**What you need to do**
Print the listing in its entirety and exactly, leaving out images.

**Provided entries**
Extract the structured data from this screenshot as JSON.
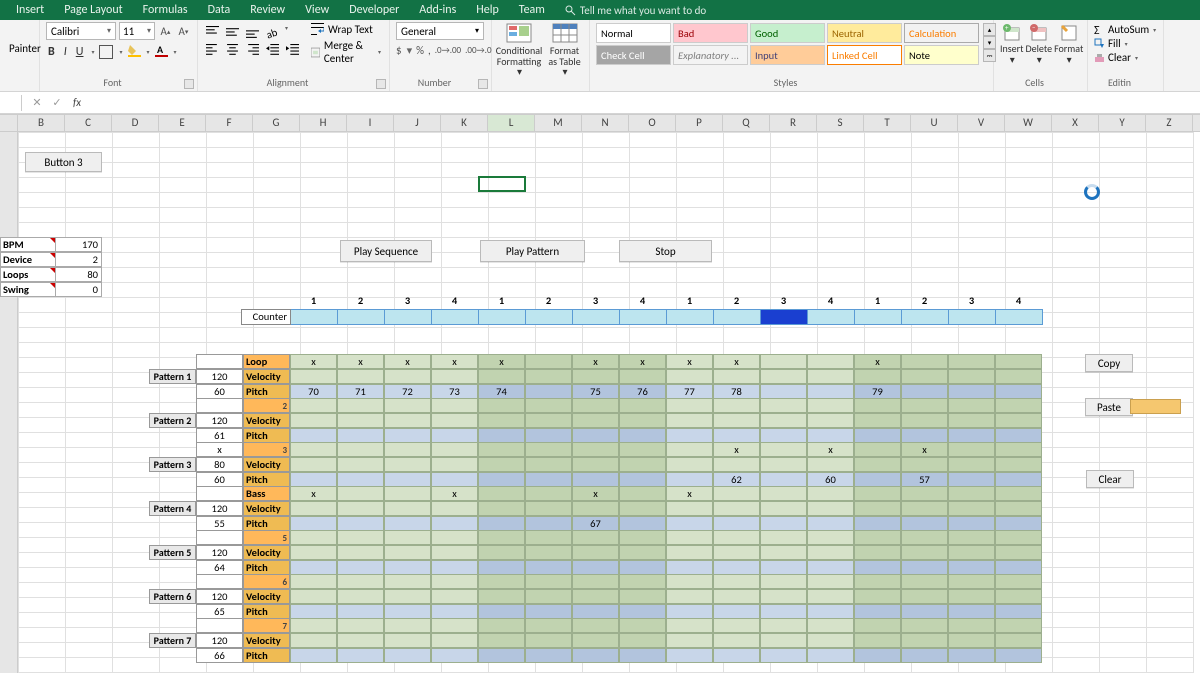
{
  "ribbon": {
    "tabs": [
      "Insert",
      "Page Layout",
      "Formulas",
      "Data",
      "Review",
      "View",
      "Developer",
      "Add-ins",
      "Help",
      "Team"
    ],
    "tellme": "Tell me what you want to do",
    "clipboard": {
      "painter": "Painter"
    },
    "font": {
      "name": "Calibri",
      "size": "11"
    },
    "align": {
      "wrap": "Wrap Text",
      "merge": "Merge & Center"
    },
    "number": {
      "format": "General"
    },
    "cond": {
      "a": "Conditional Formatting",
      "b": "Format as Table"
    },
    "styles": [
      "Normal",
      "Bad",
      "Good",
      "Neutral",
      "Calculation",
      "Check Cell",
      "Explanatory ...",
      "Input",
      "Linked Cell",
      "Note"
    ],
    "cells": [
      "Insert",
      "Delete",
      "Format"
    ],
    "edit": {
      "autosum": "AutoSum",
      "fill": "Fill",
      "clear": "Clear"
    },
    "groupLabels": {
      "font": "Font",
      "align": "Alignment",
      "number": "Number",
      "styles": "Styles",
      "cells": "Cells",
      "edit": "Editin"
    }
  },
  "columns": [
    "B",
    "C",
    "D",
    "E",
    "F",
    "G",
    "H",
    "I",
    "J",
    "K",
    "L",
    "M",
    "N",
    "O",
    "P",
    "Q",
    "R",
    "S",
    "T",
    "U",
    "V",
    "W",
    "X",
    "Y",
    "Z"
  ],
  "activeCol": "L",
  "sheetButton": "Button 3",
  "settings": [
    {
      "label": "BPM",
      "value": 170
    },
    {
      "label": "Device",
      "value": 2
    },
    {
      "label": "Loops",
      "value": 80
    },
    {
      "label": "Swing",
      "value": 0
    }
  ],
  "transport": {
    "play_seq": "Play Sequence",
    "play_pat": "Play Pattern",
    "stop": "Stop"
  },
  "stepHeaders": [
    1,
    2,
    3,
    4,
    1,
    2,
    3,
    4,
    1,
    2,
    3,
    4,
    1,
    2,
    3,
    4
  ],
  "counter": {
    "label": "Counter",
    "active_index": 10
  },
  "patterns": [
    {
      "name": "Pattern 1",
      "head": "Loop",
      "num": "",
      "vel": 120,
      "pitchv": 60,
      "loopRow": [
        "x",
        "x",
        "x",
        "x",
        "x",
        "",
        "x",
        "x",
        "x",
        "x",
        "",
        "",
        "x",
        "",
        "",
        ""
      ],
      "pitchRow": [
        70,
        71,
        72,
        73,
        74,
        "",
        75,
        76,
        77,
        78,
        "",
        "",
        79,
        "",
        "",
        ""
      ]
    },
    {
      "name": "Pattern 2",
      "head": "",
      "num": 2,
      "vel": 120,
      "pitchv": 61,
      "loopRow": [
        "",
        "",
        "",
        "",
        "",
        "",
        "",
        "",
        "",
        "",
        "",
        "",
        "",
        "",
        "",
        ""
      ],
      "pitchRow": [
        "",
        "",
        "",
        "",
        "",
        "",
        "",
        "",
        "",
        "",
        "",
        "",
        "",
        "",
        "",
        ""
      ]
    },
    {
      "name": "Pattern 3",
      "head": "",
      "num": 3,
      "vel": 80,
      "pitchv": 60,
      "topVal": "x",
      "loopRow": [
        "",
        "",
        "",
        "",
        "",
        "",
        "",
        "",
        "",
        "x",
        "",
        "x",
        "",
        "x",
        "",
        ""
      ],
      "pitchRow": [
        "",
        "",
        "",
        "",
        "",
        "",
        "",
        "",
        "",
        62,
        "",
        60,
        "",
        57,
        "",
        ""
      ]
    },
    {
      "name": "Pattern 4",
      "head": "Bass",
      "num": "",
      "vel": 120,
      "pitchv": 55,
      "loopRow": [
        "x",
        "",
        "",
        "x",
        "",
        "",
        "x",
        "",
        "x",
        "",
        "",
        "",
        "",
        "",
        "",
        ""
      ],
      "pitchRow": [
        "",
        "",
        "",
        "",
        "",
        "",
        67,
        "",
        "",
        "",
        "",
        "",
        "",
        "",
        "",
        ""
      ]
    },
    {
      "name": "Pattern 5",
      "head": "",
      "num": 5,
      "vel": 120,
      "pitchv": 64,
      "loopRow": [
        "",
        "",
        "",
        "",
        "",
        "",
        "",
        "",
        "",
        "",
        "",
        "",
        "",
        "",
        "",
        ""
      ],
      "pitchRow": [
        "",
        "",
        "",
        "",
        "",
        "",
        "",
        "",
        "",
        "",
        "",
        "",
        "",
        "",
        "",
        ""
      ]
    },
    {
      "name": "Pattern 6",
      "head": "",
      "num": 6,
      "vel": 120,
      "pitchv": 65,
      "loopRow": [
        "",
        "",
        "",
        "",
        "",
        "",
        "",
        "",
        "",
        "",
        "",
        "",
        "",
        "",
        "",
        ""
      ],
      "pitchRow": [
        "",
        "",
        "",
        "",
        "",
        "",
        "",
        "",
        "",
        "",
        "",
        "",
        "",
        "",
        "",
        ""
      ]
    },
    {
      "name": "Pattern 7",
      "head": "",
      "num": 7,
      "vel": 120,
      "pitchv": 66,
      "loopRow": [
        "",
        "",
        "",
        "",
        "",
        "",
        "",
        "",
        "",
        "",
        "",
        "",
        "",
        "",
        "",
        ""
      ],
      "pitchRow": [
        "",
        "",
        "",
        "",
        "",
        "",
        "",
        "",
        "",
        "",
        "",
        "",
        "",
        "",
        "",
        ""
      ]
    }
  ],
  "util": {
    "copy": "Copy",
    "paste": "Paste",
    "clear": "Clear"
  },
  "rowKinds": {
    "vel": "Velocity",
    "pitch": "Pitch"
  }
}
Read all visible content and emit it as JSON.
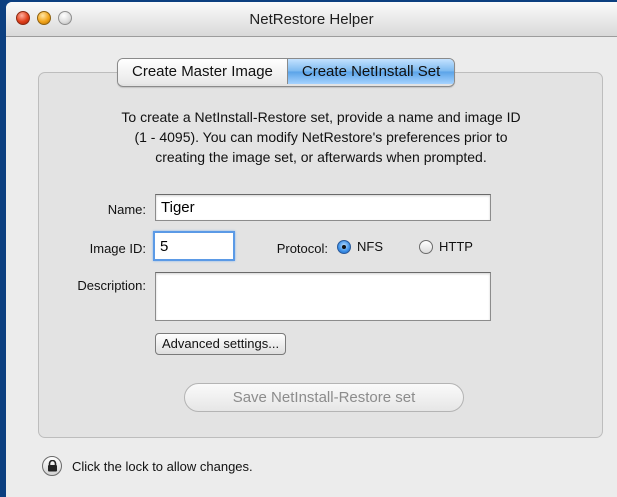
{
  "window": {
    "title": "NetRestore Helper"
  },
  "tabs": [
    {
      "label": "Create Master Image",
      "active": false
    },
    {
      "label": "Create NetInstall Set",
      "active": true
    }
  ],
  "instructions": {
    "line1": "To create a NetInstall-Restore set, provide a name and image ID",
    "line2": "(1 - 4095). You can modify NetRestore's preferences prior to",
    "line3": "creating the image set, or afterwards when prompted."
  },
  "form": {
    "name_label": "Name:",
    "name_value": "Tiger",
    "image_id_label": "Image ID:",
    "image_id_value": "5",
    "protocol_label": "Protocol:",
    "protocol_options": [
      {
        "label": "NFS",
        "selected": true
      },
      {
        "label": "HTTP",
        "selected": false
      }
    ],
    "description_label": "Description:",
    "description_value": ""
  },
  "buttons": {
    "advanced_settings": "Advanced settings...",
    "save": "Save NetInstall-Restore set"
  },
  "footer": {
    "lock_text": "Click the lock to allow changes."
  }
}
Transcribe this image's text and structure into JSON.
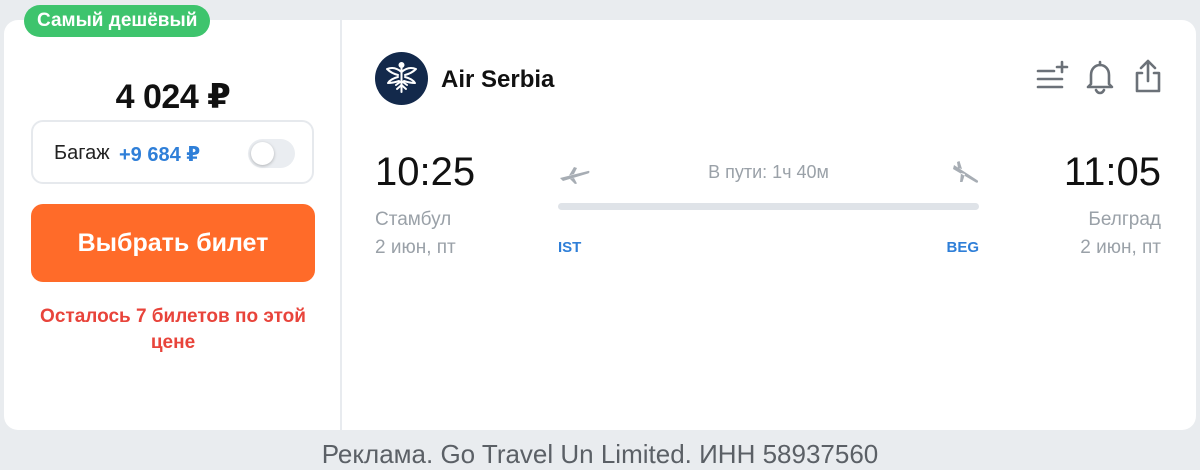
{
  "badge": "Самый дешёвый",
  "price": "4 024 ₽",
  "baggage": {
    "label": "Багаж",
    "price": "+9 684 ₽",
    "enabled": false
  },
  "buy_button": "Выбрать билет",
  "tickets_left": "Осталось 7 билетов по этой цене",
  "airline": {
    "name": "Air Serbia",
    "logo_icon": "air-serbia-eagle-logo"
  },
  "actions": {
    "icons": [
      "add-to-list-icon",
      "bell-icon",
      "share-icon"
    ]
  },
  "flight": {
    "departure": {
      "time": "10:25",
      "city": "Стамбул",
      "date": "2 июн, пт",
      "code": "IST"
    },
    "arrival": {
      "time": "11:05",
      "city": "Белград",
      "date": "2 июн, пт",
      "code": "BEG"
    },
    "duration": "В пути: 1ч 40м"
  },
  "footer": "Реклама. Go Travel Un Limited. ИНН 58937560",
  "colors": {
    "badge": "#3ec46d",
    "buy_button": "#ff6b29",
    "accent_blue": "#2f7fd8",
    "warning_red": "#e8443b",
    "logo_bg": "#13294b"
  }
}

**Answer for the task**
Extract the structured data from this screenshot as JSON.
{
  "ribbon": {
    "tabs": [
      "Insert",
      "Page Layout",
      "Formulas",
      "Data",
      "Review",
      "View",
      "Developer",
      "Add-ins",
      "Help",
      "Team"
    ],
    "tellme": "Tell me what you want to do",
    "clipboard": {
      "painter": "Painter"
    },
    "font": {
      "name": "Calibri",
      "size": "11"
    },
    "align": {
      "wrap": "Wrap Text",
      "merge": "Merge & Center"
    },
    "number": {
      "format": "General"
    },
    "cond": {
      "a": "Conditional Formatting",
      "b": "Format as Table"
    },
    "styles": [
      "Normal",
      "Bad",
      "Good",
      "Neutral",
      "Calculation",
      "Check Cell",
      "Explanatory ...",
      "Input",
      "Linked Cell",
      "Note"
    ],
    "cells": [
      "Insert",
      "Delete",
      "Format"
    ],
    "edit": {
      "autosum": "AutoSum",
      "fill": "Fill",
      "clear": "Clear"
    },
    "groupLabels": {
      "font": "Font",
      "align": "Alignment",
      "number": "Number",
      "styles": "Styles",
      "cells": "Cells",
      "edit": "Editin"
    }
  },
  "columns": [
    "B",
    "C",
    "D",
    "E",
    "F",
    "G",
    "H",
    "I",
    "J",
    "K",
    "L",
    "M",
    "N",
    "O",
    "P",
    "Q",
    "R",
    "S",
    "T",
    "U",
    "V",
    "W",
    "X",
    "Y",
    "Z"
  ],
  "activeCol": "L",
  "sheetButton": "Button 3",
  "settings": [
    {
      "label": "BPM",
      "value": 170
    },
    {
      "label": "Device",
      "value": 2
    },
    {
      "label": "Loops",
      "value": 80
    },
    {
      "label": "Swing",
      "value": 0
    }
  ],
  "transport": {
    "play_seq": "Play Sequence",
    "play_pat": "Play Pattern",
    "stop": "Stop"
  },
  "stepHeaders": [
    1,
    2,
    3,
    4,
    1,
    2,
    3,
    4,
    1,
    2,
    3,
    4,
    1,
    2,
    3,
    4
  ],
  "counter": {
    "label": "Counter",
    "active_index": 10
  },
  "patterns": [
    {
      "name": "Pattern 1",
      "head": "Loop",
      "num": "",
      "vel": 120,
      "pitchv": 60,
      "loopRow": [
        "x",
        "x",
        "x",
        "x",
        "x",
        "",
        "x",
        "x",
        "x",
        "x",
        "",
        "",
        "x",
        "",
        "",
        ""
      ],
      "pitchRow": [
        70,
        71,
        72,
        73,
        74,
        "",
        75,
        76,
        77,
        78,
        "",
        "",
        79,
        "",
        "",
        ""
      ]
    },
    {
      "name": "Pattern 2",
      "head": "",
      "num": 2,
      "vel": 120,
      "pitchv": 61,
      "loopRow": [
        "",
        "",
        "",
        "",
        "",
        "",
        "",
        "",
        "",
        "",
        "",
        "",
        "",
        "",
        "",
        ""
      ],
      "pitchRow": [
        "",
        "",
        "",
        "",
        "",
        "",
        "",
        "",
        "",
        "",
        "",
        "",
        "",
        "",
        "",
        ""
      ]
    },
    {
      "name": "Pattern 3",
      "head": "",
      "num": 3,
      "vel": 80,
      "pitchv": 60,
      "topVal": "x",
      "loopRow": [
        "",
        "",
        "",
        "",
        "",
        "",
        "",
        "",
        "",
        "x",
        "",
        "x",
        "",
        "x",
        "",
        ""
      ],
      "pitchRow": [
        "",
        "",
        "",
        "",
        "",
        "",
        "",
        "",
        "",
        62,
        "",
        60,
        "",
        57,
        "",
        ""
      ]
    },
    {
      "name": "Pattern 4",
      "head": "Bass",
      "num": "",
      "vel": 120,
      "pitchv": 55,
      "loopRow": [
        "x",
        "",
        "",
        "x",
        "",
        "",
        "x",
        "",
        "x",
        "",
        "",
        "",
        "",
        "",
        "",
        ""
      ],
      "pitchRow": [
        "",
        "",
        "",
        "",
        "",
        "",
        67,
        "",
        "",
        "",
        "",
        "",
        "",
        "",
        "",
        ""
      ]
    },
    {
      "name": "Pattern 5",
      "head": "",
      "num": 5,
      "vel": 120,
      "pitchv": 64,
      "loopRow": [
        "",
        "",
        "",
        "",
        "",
        "",
        "",
        "",
        "",
        "",
        "",
        "",
        "",
        "",
        "",
        ""
      ],
      "pitchRow": [
        "",
        "",
        "",
        "",
        "",
        "",
        "",
        "",
        "",
        "",
        "",
        "",
        "",
        "",
        "",
        ""
      ]
    },
    {
      "name": "Pattern 6",
      "head": "",
      "num": 6,
      "vel": 120,
      "pitchv": 65,
      "loopRow": [
        "",
        "",
        "",
        "",
        "",
        "",
        "",
        "",
        "",
        "",
        "",
        "",
        "",
        "",
        "",
        ""
      ],
      "pitchRow": [
        "",
        "",
        "",
        "",
        "",
        "",
        "",
        "",
        "",
        "",
        "",
        "",
        "",
        "",
        "",
        ""
      ]
    },
    {
      "name": "Pattern 7",
      "head": "",
      "num": 7,
      "vel": 120,
      "pitchv": 66,
      "loopRow": [
        "",
        "",
        "",
        "",
        "",
        "",
        "",
        "",
        "",
        "",
        "",
        "",
        "",
        "",
        "",
        ""
      ],
      "pitchRow": [
        "",
        "",
        "",
        "",
        "",
        "",
        "",
        "",
        "",
        "",
        "",
        "",
        "",
        "",
        "",
        ""
      ]
    }
  ],
  "util": {
    "copy": "Copy",
    "paste": "Paste",
    "clear": "Clear"
  },
  "rowKinds": {
    "vel": "Velocity",
    "pitch": "Pitch"
  }
}
Read all visible content and emit it as JSON.
{
  "window": {
    "title": "NetRestore Helper"
  },
  "tabs": [
    {
      "label": "Create Master Image",
      "active": false
    },
    {
      "label": "Create NetInstall Set",
      "active": true
    }
  ],
  "instructions": {
    "line1": "To create a NetInstall-Restore set, provide a name and image ID",
    "line2": "(1 - 4095). You can modify NetRestore's preferences prior to",
    "line3": "creating the image set, or afterwards when prompted."
  },
  "form": {
    "name_label": "Name:",
    "name_value": "Tiger",
    "image_id_label": "Image ID:",
    "image_id_value": "5",
    "protocol_label": "Protocol:",
    "protocol_options": [
      {
        "label": "NFS",
        "selected": true
      },
      {
        "label": "HTTP",
        "selected": false
      }
    ],
    "description_label": "Description:",
    "description_value": ""
  },
  "buttons": {
    "advanced_settings": "Advanced settings...",
    "save": "Save NetInstall-Restore set"
  },
  "footer": {
    "lock_text": "Click the lock to allow changes."
  }
}
Transcribe this image's text and structure into JSON.
{
  "badge": "Самый дешёвый",
  "price": "4 024 ₽",
  "baggage": {
    "label": "Багаж",
    "price": "+9 684 ₽",
    "enabled": false
  },
  "buy_button": "Выбрать билет",
  "tickets_left": "Осталось 7 билетов по этой цене",
  "airline": {
    "name": "Air Serbia",
    "logo_icon": "air-serbia-eagle-logo"
  },
  "actions": {
    "icons": [
      "add-to-list-icon",
      "bell-icon",
      "share-icon"
    ]
  },
  "flight": {
    "departure": {
      "time": "10:25",
      "city": "Стамбул",
      "date": "2 июн, пт",
      "code": "IST"
    },
    "arrival": {
      "time": "11:05",
      "city": "Белград",
      "date": "2 июн, пт",
      "code": "BEG"
    },
    "duration": "В пути: 1ч 40м"
  },
  "footer": "Реклама. Go Travel Un Limited. ИНН 58937560",
  "colors": {
    "badge": "#3ec46d",
    "buy_button": "#ff6b29",
    "accent_blue": "#2f7fd8",
    "warning_red": "#e8443b",
    "logo_bg": "#13294b"
  }
}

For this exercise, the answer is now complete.